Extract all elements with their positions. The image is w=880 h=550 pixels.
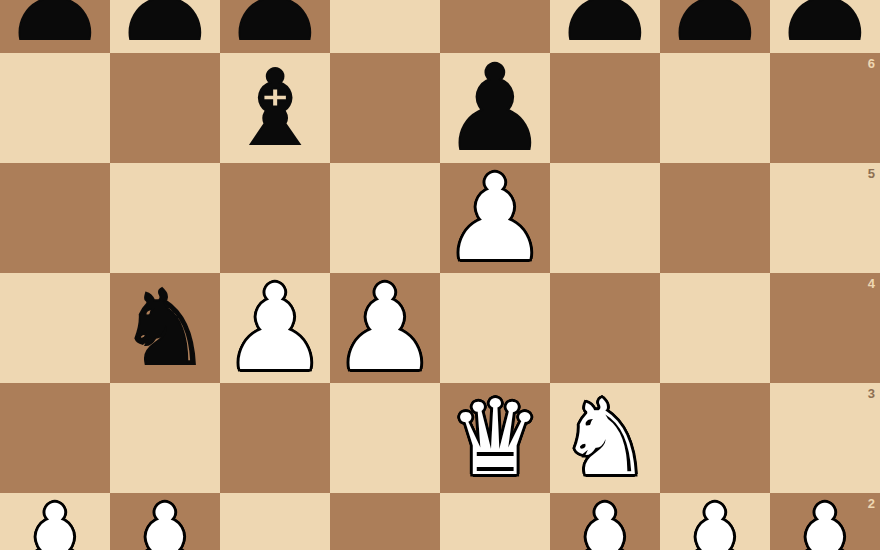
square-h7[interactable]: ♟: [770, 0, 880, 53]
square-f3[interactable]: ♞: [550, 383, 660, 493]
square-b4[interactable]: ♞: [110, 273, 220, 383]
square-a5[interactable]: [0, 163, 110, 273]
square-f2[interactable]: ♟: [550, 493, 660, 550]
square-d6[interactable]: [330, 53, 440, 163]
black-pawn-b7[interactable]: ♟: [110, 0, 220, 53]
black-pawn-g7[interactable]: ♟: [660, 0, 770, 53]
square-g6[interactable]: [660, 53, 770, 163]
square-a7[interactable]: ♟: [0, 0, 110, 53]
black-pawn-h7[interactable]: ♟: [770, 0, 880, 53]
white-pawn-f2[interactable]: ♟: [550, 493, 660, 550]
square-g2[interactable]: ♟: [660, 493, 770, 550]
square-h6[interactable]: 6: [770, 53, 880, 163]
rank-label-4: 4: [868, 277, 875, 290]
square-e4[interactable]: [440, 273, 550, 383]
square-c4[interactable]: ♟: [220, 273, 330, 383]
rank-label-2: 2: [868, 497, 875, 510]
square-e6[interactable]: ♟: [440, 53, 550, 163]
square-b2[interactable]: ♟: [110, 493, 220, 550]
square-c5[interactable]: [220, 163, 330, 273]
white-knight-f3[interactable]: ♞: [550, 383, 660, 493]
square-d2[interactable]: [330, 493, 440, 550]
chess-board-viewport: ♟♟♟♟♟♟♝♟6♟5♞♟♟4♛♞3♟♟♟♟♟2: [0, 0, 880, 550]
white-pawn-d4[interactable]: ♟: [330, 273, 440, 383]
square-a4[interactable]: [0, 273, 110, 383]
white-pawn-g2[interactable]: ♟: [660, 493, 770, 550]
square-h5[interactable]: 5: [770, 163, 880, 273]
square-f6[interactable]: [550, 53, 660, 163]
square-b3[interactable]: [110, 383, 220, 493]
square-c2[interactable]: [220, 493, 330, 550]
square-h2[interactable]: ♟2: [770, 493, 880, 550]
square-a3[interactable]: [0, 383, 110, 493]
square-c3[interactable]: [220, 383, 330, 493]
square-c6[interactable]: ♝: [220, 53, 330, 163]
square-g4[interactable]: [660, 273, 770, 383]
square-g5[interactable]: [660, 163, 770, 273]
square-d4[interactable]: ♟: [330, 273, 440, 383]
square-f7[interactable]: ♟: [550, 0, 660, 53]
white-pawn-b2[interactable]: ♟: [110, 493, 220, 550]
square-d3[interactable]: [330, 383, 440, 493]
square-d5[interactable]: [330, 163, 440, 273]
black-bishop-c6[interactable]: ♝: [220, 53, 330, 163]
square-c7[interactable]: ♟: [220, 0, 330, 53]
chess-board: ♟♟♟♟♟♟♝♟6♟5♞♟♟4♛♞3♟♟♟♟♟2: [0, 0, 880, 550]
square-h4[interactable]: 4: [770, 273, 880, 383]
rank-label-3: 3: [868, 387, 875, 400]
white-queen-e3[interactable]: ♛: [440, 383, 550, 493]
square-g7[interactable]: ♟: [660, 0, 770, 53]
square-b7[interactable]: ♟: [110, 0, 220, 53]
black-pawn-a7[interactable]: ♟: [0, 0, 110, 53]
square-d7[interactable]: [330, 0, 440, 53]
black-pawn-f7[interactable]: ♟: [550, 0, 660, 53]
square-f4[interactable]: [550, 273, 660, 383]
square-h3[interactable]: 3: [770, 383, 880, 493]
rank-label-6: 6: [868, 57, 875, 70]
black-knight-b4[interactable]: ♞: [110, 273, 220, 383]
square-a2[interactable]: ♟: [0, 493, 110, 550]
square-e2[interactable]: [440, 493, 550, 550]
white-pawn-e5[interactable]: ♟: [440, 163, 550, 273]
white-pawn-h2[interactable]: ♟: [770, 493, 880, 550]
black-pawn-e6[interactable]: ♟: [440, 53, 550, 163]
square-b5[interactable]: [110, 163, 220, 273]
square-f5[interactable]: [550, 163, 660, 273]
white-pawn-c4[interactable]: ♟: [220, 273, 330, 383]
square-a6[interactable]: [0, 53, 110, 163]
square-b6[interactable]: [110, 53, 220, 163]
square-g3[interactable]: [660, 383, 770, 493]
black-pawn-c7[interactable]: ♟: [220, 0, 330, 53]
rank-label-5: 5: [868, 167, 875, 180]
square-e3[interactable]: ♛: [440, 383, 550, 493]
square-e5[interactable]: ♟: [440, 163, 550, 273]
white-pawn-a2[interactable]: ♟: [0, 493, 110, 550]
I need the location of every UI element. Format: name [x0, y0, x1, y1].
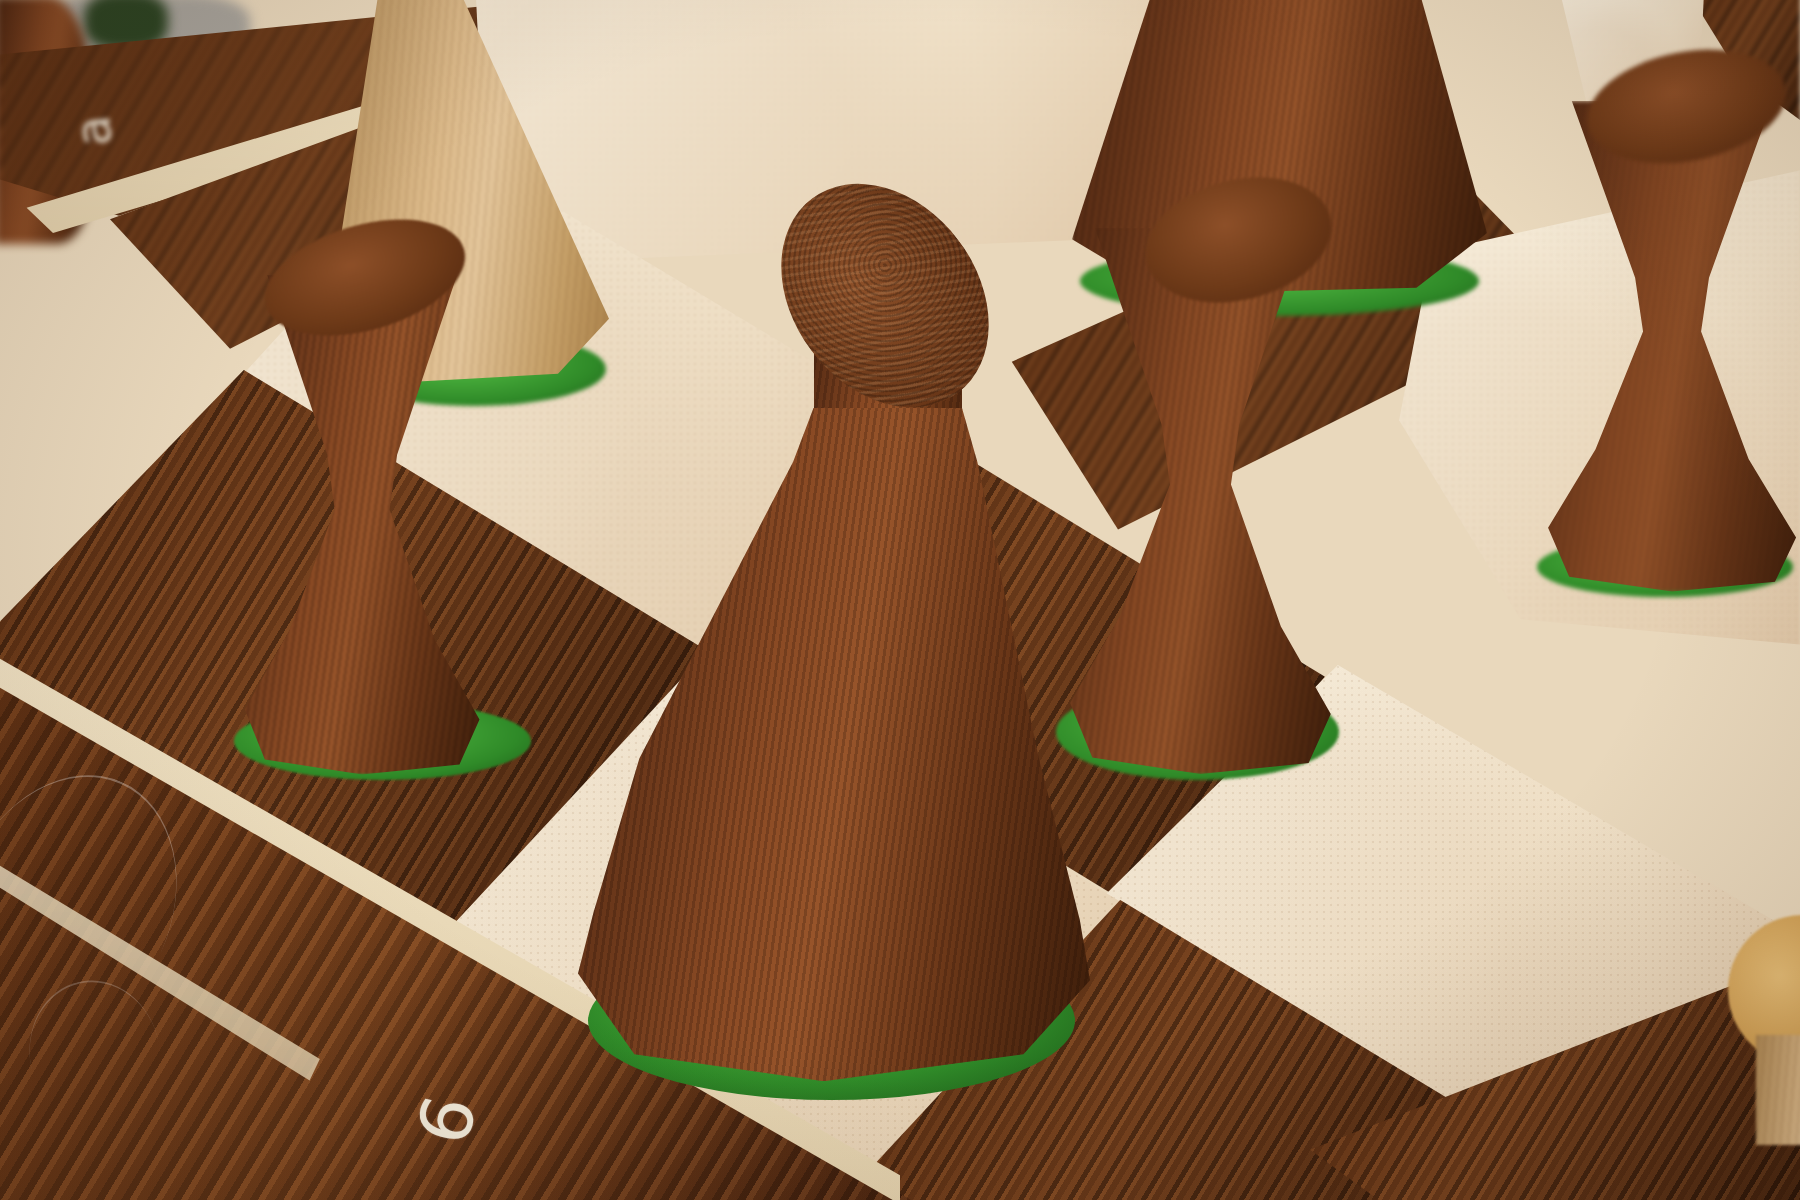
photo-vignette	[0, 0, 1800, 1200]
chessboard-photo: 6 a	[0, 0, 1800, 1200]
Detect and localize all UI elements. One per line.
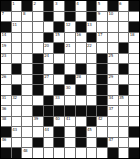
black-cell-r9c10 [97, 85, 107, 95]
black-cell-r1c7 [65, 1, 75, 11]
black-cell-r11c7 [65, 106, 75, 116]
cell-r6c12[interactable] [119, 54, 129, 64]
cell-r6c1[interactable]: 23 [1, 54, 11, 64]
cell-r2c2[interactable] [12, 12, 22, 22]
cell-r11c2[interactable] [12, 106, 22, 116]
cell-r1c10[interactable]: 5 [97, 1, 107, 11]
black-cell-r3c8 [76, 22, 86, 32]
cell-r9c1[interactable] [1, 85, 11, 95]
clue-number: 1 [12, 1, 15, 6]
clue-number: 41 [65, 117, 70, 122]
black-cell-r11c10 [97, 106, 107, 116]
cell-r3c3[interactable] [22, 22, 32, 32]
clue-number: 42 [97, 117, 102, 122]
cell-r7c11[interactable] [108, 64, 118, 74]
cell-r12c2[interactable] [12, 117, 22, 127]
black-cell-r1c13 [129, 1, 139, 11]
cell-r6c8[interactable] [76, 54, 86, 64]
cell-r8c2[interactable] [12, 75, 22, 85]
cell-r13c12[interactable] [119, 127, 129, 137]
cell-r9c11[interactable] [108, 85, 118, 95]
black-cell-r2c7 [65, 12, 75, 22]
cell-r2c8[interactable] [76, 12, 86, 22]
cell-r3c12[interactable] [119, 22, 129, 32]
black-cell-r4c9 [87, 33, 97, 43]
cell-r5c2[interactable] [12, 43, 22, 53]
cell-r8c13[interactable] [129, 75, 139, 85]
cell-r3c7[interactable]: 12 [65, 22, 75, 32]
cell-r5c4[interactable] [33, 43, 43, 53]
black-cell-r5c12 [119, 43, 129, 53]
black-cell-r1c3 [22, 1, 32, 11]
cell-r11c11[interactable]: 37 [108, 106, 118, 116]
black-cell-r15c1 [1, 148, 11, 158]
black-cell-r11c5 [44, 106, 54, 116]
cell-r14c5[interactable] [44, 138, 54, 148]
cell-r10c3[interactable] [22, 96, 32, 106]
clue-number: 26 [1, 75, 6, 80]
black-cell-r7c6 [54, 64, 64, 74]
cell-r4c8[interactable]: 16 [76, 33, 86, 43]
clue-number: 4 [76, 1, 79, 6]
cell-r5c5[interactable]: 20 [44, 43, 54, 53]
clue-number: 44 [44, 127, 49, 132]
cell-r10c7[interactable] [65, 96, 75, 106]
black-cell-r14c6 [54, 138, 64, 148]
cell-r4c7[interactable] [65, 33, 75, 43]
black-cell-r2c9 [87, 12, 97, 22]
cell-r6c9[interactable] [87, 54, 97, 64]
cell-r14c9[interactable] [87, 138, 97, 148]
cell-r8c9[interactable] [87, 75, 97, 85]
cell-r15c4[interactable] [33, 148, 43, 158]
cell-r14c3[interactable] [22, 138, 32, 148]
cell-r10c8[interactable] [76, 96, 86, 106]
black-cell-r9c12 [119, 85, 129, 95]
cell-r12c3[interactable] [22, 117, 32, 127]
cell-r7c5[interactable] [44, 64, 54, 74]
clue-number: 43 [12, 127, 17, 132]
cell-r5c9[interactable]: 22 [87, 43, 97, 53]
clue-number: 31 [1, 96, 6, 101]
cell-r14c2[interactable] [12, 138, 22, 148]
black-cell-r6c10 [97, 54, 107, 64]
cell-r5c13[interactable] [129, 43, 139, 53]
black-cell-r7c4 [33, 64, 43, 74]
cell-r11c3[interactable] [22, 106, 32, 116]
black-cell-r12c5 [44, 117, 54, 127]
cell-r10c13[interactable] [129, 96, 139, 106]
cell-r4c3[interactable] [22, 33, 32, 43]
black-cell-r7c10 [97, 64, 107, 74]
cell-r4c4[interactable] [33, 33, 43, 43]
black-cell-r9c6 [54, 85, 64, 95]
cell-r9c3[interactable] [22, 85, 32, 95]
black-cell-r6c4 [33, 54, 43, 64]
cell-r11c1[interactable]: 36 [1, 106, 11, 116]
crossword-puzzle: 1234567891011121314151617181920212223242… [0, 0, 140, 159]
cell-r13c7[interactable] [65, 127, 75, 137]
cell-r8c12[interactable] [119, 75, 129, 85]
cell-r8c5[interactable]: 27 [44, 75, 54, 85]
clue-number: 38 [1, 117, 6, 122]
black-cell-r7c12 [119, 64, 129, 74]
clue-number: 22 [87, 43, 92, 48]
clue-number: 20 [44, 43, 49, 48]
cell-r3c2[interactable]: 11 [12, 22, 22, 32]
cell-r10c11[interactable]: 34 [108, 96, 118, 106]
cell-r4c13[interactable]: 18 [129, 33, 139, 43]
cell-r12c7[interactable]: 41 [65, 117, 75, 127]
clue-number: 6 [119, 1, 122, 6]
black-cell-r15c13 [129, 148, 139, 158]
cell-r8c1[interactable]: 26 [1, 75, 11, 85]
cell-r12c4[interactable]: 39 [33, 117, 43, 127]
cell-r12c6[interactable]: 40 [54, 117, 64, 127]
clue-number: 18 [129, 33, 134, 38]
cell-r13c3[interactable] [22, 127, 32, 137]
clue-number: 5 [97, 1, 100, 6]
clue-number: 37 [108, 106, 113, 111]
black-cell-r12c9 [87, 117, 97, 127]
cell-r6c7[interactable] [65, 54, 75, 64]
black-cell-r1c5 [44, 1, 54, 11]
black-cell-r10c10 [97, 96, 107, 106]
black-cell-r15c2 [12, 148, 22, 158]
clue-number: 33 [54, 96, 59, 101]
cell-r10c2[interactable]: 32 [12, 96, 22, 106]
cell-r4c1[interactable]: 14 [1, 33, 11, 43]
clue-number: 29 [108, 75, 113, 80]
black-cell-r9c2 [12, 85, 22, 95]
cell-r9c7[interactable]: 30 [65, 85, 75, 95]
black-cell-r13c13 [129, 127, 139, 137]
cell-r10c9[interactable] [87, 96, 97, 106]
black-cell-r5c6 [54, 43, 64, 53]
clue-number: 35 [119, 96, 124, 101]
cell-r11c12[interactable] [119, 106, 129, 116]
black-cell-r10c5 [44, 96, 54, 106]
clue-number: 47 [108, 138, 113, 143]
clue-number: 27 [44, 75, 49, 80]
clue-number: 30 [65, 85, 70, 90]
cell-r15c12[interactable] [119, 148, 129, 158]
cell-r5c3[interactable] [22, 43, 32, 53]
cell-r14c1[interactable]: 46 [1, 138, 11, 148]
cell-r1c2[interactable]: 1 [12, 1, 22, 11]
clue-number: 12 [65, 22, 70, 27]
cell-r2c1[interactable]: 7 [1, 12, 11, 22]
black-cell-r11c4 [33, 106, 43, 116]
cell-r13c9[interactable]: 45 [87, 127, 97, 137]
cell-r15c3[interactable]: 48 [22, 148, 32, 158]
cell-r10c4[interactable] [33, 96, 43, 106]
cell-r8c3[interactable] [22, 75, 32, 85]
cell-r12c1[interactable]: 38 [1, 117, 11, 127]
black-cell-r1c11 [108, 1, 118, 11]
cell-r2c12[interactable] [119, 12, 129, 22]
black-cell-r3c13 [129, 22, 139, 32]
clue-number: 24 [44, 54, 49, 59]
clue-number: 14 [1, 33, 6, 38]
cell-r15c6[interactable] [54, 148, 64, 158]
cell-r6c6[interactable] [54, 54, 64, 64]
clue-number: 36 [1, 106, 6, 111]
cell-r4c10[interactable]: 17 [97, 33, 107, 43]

Prompt | Copy the lines above word for word, starting with the line that contains "square-h7[interactable]: ♟: [770, 0, 880, 53]" and going on through the line that contains "black-pawn-h7[interactable]: ♟: [770, 0, 880, 53]", with both of those lines included.

Complete output |
square-h7[interactable]: ♟: [770, 0, 880, 53]
square-f3[interactable]: ♞: [550, 383, 660, 493]
square-b4[interactable]: ♞: [110, 273, 220, 383]
square-a5[interactable]: [0, 163, 110, 273]
square-f2[interactable]: ♟: [550, 493, 660, 550]
square-d6[interactable]: [330, 53, 440, 163]
black-pawn-b7[interactable]: ♟: [110, 0, 220, 53]
black-pawn-g7[interactable]: ♟: [660, 0, 770, 53]
square-g6[interactable]: [660, 53, 770, 163]
square-a7[interactable]: ♟: [0, 0, 110, 53]
black-pawn-h7[interactable]: ♟: [770, 0, 880, 53]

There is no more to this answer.